Dataset records
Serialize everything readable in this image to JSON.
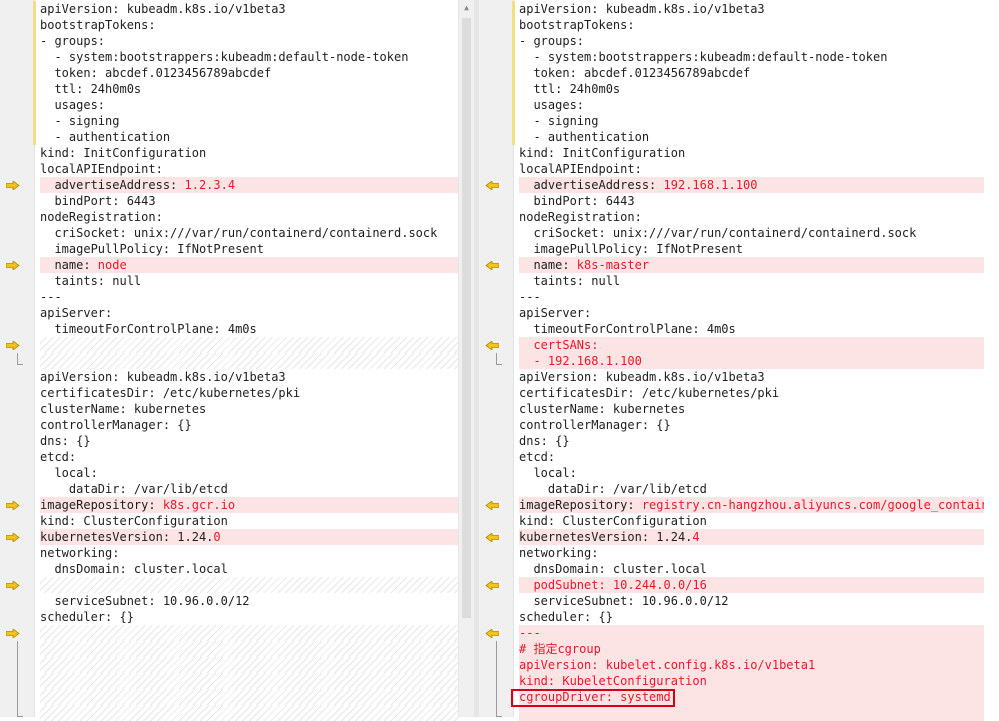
{
  "diff": {
    "left": {
      "lines": [
        {
          "text": "apiVersion: kubeadm.k8s.io/v1beta3",
          "changed": true
        },
        {
          "text": "bootstrapTokens:",
          "changed": true
        },
        {
          "text": "- groups:",
          "changed": true
        },
        {
          "text": "  - system:bootstrappers:kubeadm:default-node-token",
          "changed": true
        },
        {
          "text": "  token: abcdef.0123456789abcdef",
          "changed": true
        },
        {
          "text": "  ttl: 24h0m0s",
          "changed": true
        },
        {
          "text": "  usages:",
          "changed": true
        },
        {
          "text": "  - signing",
          "changed": true
        },
        {
          "text": "  - authentication",
          "changed": true
        },
        {
          "text": "kind: InitConfiguration"
        },
        {
          "text": "localAPIEndpoint:"
        },
        {
          "prefix": "  advertiseAddress: ",
          "hl": "1.2.3.4",
          "diff": true,
          "icon": "arrow-right"
        },
        {
          "text": "  bindPort: 6443"
        },
        {
          "text": "nodeRegistration:"
        },
        {
          "text": "  criSocket: unix:///var/run/containerd/containerd.sock"
        },
        {
          "text": "  imagePullPolicy: IfNotPresent"
        },
        {
          "prefix": "  name: ",
          "hl": "node",
          "diff": true,
          "icon": "arrow-right"
        },
        {
          "text": "  taints: null"
        },
        {
          "text": "---"
        },
        {
          "text": "apiServer:"
        },
        {
          "text": "  timeoutForControlPlane: 4m0s"
        },
        {
          "placeholder": true,
          "icon": "arrow-right"
        },
        {
          "placeholder": true,
          "icon": "bracket-end"
        },
        {
          "text": "apiVersion: kubeadm.k8s.io/v1beta3"
        },
        {
          "text": "certificatesDir: /etc/kubernetes/pki"
        },
        {
          "text": "clusterName: kubernetes"
        },
        {
          "text": "controllerManager: {}"
        },
        {
          "text": "dns: {}"
        },
        {
          "text": "etcd:"
        },
        {
          "text": "  local:"
        },
        {
          "text": "    dataDir: /var/lib/etcd"
        },
        {
          "prefix": "imageRepository: ",
          "hl": "k8s.gcr.io",
          "diff": true,
          "icon": "arrow-right"
        },
        {
          "text": "kind: ClusterConfiguration"
        },
        {
          "prefix": "kubernetesVersion: 1.24.",
          "hl": "0",
          "diff": true,
          "icon": "arrow-right"
        },
        {
          "text": "networking:"
        },
        {
          "text": "  dnsDomain: cluster.local"
        },
        {
          "placeholder": true,
          "icon": "arrow-right"
        },
        {
          "text": "  serviceSubnet: 10.96.0.0/12"
        },
        {
          "text": "scheduler: {}"
        },
        {
          "placeholder": true,
          "icon": "arrow-right"
        },
        {
          "placeholder": true,
          "icon": "bracket-mid"
        },
        {
          "placeholder": true,
          "icon": "bracket-mid"
        },
        {
          "placeholder": true,
          "icon": "bracket-mid"
        },
        {
          "placeholder": true,
          "icon": "bracket-mid"
        },
        {
          "placeholder": true,
          "icon": "bracket-end"
        }
      ]
    },
    "right": {
      "lines": [
        {
          "text": "apiVersion: kubeadm.k8s.io/v1beta3",
          "changed": true
        },
        {
          "text": "bootstrapTokens:",
          "changed": true
        },
        {
          "text": "- groups:",
          "changed": true
        },
        {
          "text": "  - system:bootstrappers:kubeadm:default-node-token",
          "changed": true
        },
        {
          "text": "  token: abcdef.0123456789abcdef",
          "changed": true
        },
        {
          "text": "  ttl: 24h0m0s",
          "changed": true
        },
        {
          "text": "  usages:",
          "changed": true
        },
        {
          "text": "  - signing",
          "changed": true
        },
        {
          "text": "  - authentication",
          "changed": true
        },
        {
          "text": "kind: InitConfiguration"
        },
        {
          "text": "localAPIEndpoint:"
        },
        {
          "prefix": "  advertiseAddress: ",
          "hl": "192.168.1.100",
          "diff": true,
          "icon": "arrow-left"
        },
        {
          "text": "  bindPort: 6443"
        },
        {
          "text": "nodeRegistration:"
        },
        {
          "text": "  criSocket: unix:///var/run/containerd/containerd.sock"
        },
        {
          "text": "  imagePullPolicy: IfNotPresent"
        },
        {
          "prefix": "  name: ",
          "hl": "k8s-master",
          "diff": true,
          "icon": "arrow-left"
        },
        {
          "text": "  taints: null"
        },
        {
          "text": "---"
        },
        {
          "text": "apiServer:"
        },
        {
          "text": "  timeoutForControlPlane: 4m0s"
        },
        {
          "hl": "  certSANs:",
          "diff": true,
          "icon": "arrow-left"
        },
        {
          "hl": "  - 192.168.1.100",
          "diff": true,
          "icon": "bracket-end"
        },
        {
          "text": "apiVersion: kubeadm.k8s.io/v1beta3"
        },
        {
          "text": "certificatesDir: /etc/kubernetes/pki"
        },
        {
          "text": "clusterName: kubernetes"
        },
        {
          "text": "controllerManager: {}"
        },
        {
          "text": "dns: {}"
        },
        {
          "text": "etcd:"
        },
        {
          "text": "  local:"
        },
        {
          "text": "    dataDir: /var/lib/etcd"
        },
        {
          "prefix": "imageRepository: ",
          "hl": "registry.cn-hangzhou.aliyuncs.com/google_containers",
          "diff": true,
          "icon": "arrow-left"
        },
        {
          "text": "kind: ClusterConfiguration"
        },
        {
          "prefix": "kubernetesVersion: 1.24.",
          "hl": "4",
          "diff": true,
          "icon": "arrow-left"
        },
        {
          "text": "networking:"
        },
        {
          "text": "  dnsDomain: cluster.local"
        },
        {
          "hl": "  podSubnet: 10.244.0.0/16",
          "diff": true,
          "icon": "arrow-left"
        },
        {
          "text": "  serviceSubnet: 10.96.0.0/12"
        },
        {
          "text": "scheduler: {}"
        },
        {
          "hl": "---",
          "diff": true,
          "icon": "arrow-left"
        },
        {
          "hl": "# 指定cgroup",
          "diff": true,
          "icon": "bracket-mid"
        },
        {
          "hl": "apiVersion: kubelet.config.k8s.io/v1beta1",
          "diff": true,
          "icon": "bracket-mid"
        },
        {
          "hl": "kind: KubeletConfiguration",
          "diff": true,
          "icon": "bracket-mid"
        },
        {
          "hl": "cgroupDriver: systemd",
          "diff": true,
          "icon": "bracket-mid"
        },
        {
          "placeholder": false,
          "diff": true,
          "hl": "",
          "icon": "bracket-end"
        }
      ]
    }
  },
  "colors": {
    "diff_bg": "#fde4e4",
    "diff_text": "#e8182b",
    "changed_marker": "#f2e085",
    "arrow_fill": "#f0c419",
    "annotation_box": "#d4001a"
  }
}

**Written task**: Omit the pictures. Transcribe every record exactly.

**Solution to the exercise**:
Serialize everything readable in this image to JSON.
{
  "diff": {
    "left": {
      "lines": [
        {
          "text": "apiVersion: kubeadm.k8s.io/v1beta3",
          "changed": true
        },
        {
          "text": "bootstrapTokens:",
          "changed": true
        },
        {
          "text": "- groups:",
          "changed": true
        },
        {
          "text": "  - system:bootstrappers:kubeadm:default-node-token",
          "changed": true
        },
        {
          "text": "  token: abcdef.0123456789abcdef",
          "changed": true
        },
        {
          "text": "  ttl: 24h0m0s",
          "changed": true
        },
        {
          "text": "  usages:",
          "changed": true
        },
        {
          "text": "  - signing",
          "changed": true
        },
        {
          "text": "  - authentication",
          "changed": true
        },
        {
          "text": "kind: InitConfiguration"
        },
        {
          "text": "localAPIEndpoint:"
        },
        {
          "prefix": "  advertiseAddress: ",
          "hl": "1.2.3.4",
          "diff": true,
          "icon": "arrow-right"
        },
        {
          "text": "  bindPort: 6443"
        },
        {
          "text": "nodeRegistration:"
        },
        {
          "text": "  criSocket: unix:///var/run/containerd/containerd.sock"
        },
        {
          "text": "  imagePullPolicy: IfNotPresent"
        },
        {
          "prefix": "  name: ",
          "hl": "node",
          "diff": true,
          "icon": "arrow-right"
        },
        {
          "text": "  taints: null"
        },
        {
          "text": "---"
        },
        {
          "text": "apiServer:"
        },
        {
          "text": "  timeoutForControlPlane: 4m0s"
        },
        {
          "placeholder": true,
          "icon": "arrow-right"
        },
        {
          "placeholder": true,
          "icon": "bracket-end"
        },
        {
          "text": "apiVersion: kubeadm.k8s.io/v1beta3"
        },
        {
          "text": "certificatesDir: /etc/kubernetes/pki"
        },
        {
          "text": "clusterName: kubernetes"
        },
        {
          "text": "controllerManager: {}"
        },
        {
          "text": "dns: {}"
        },
        {
          "text": "etcd:"
        },
        {
          "text": "  local:"
        },
        {
          "text": "    dataDir: /var/lib/etcd"
        },
        {
          "prefix": "imageRepository: ",
          "hl": "k8s.gcr.io",
          "diff": true,
          "icon": "arrow-right"
        },
        {
          "text": "kind: ClusterConfiguration"
        },
        {
          "prefix": "kubernetesVersion: 1.24.",
          "hl": "0",
          "diff": true,
          "icon": "arrow-right"
        },
        {
          "text": "networking:"
        },
        {
          "text": "  dnsDomain: cluster.local"
        },
        {
          "placeholder": true,
          "icon": "arrow-right"
        },
        {
          "text": "  serviceSubnet: 10.96.0.0/12"
        },
        {
          "text": "scheduler: {}"
        },
        {
          "placeholder": true,
          "icon": "arrow-right"
        },
        {
          "placeholder": true,
          "icon": "bracket-mid"
        },
        {
          "placeholder": true,
          "icon": "bracket-mid"
        },
        {
          "placeholder": true,
          "icon": "bracket-mid"
        },
        {
          "placeholder": true,
          "icon": "bracket-mid"
        },
        {
          "placeholder": true,
          "icon": "bracket-end"
        }
      ]
    },
    "right": {
      "lines": [
        {
          "text": "apiVersion: kubeadm.k8s.io/v1beta3",
          "changed": true
        },
        {
          "text": "bootstrapTokens:",
          "changed": true
        },
        {
          "text": "- groups:",
          "changed": true
        },
        {
          "text": "  - system:bootstrappers:kubeadm:default-node-token",
          "changed": true
        },
        {
          "text": "  token: abcdef.0123456789abcdef",
          "changed": true
        },
        {
          "text": "  ttl: 24h0m0s",
          "changed": true
        },
        {
          "text": "  usages:",
          "changed": true
        },
        {
          "text": "  - signing",
          "changed": true
        },
        {
          "text": "  - authentication",
          "changed": true
        },
        {
          "text": "kind: InitConfiguration"
        },
        {
          "text": "localAPIEndpoint:"
        },
        {
          "prefix": "  advertiseAddress: ",
          "hl": "192.168.1.100",
          "diff": true,
          "icon": "arrow-left"
        },
        {
          "text": "  bindPort: 6443"
        },
        {
          "text": "nodeRegistration:"
        },
        {
          "text": "  criSocket: unix:///var/run/containerd/containerd.sock"
        },
        {
          "text": "  imagePullPolicy: IfNotPresent"
        },
        {
          "prefix": "  name: ",
          "hl": "k8s-master",
          "diff": true,
          "icon": "arrow-left"
        },
        {
          "text": "  taints: null"
        },
        {
          "text": "---"
        },
        {
          "text": "apiServer:"
        },
        {
          "text": "  timeoutForControlPlane: 4m0s"
        },
        {
          "hl": "  certSANs:",
          "diff": true,
          "icon": "arrow-left"
        },
        {
          "hl": "  - 192.168.1.100",
          "diff": true,
          "icon": "bracket-end"
        },
        {
          "text": "apiVersion: kubeadm.k8s.io/v1beta3"
        },
        {
          "text": "certificatesDir: /etc/kubernetes/pki"
        },
        {
          "text": "clusterName: kubernetes"
        },
        {
          "text": "controllerManager: {}"
        },
        {
          "text": "dns: {}"
        },
        {
          "text": "etcd:"
        },
        {
          "text": "  local:"
        },
        {
          "text": "    dataDir: /var/lib/etcd"
        },
        {
          "prefix": "imageRepository: ",
          "hl": "registry.cn-hangzhou.aliyuncs.com/google_containers",
          "diff": true,
          "icon": "arrow-left"
        },
        {
          "text": "kind: ClusterConfiguration"
        },
        {
          "prefix": "kubernetesVersion: 1.24.",
          "hl": "4",
          "diff": true,
          "icon": "arrow-left"
        },
        {
          "text": "networking:"
        },
        {
          "text": "  dnsDomain: cluster.local"
        },
        {
          "hl": "  podSubnet: 10.244.0.0/16",
          "diff": true,
          "icon": "arrow-left"
        },
        {
          "text": "  serviceSubnet: 10.96.0.0/12"
        },
        {
          "text": "scheduler: {}"
        },
        {
          "hl": "---",
          "diff": true,
          "icon": "arrow-left"
        },
        {
          "hl": "# 指定cgroup",
          "diff": true,
          "icon": "bracket-mid"
        },
        {
          "hl": "apiVersion: kubelet.config.k8s.io/v1beta1",
          "diff": true,
          "icon": "bracket-mid"
        },
        {
          "hl": "kind: KubeletConfiguration",
          "diff": true,
          "icon": "bracket-mid"
        },
        {
          "hl": "cgroupDriver: systemd",
          "diff": true,
          "icon": "bracket-mid"
        },
        {
          "placeholder": false,
          "diff": true,
          "hl": "",
          "icon": "bracket-end"
        }
      ]
    }
  },
  "colors": {
    "diff_bg": "#fde4e4",
    "diff_text": "#e8182b",
    "changed_marker": "#f2e085",
    "arrow_fill": "#f0c419",
    "annotation_box": "#d4001a"
  }
}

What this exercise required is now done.